Work to be completed — Look through the lines below and state how many hold the word "году". Write only the number.

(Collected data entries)
+++++
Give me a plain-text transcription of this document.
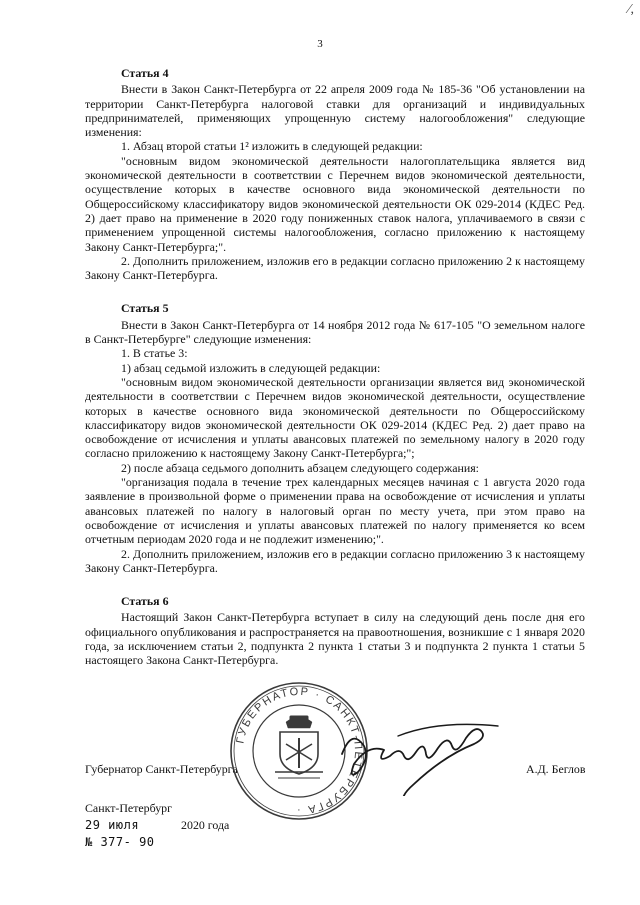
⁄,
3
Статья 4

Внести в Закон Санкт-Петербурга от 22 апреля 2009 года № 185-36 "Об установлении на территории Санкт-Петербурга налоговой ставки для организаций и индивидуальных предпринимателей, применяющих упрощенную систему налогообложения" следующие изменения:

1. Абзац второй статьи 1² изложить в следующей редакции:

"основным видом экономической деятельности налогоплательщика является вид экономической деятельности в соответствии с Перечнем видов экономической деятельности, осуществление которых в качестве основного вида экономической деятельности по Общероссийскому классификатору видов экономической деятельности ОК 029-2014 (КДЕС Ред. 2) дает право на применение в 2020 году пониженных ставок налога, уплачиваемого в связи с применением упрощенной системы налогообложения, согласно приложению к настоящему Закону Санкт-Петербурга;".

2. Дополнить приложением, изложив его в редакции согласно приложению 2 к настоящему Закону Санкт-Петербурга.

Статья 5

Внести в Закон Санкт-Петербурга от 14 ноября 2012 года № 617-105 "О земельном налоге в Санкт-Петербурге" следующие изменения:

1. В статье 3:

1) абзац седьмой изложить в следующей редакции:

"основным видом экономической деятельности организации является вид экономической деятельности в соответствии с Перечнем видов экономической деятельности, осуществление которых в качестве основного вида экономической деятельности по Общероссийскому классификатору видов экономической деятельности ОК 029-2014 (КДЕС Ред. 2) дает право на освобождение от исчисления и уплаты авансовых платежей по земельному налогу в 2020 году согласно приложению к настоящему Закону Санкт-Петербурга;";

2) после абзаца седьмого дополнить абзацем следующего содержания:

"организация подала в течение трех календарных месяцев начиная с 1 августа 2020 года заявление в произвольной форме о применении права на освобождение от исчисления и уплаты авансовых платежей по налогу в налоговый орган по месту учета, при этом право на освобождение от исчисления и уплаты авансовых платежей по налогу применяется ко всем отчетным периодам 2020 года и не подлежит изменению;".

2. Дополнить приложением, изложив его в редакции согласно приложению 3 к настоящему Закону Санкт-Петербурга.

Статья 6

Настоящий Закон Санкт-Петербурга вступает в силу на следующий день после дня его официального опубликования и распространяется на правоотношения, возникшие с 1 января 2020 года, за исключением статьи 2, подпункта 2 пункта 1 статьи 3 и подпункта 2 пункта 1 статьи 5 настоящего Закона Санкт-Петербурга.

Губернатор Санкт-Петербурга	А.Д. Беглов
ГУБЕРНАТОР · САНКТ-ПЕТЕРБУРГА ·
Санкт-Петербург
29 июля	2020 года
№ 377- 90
+++++
Expected answer — 2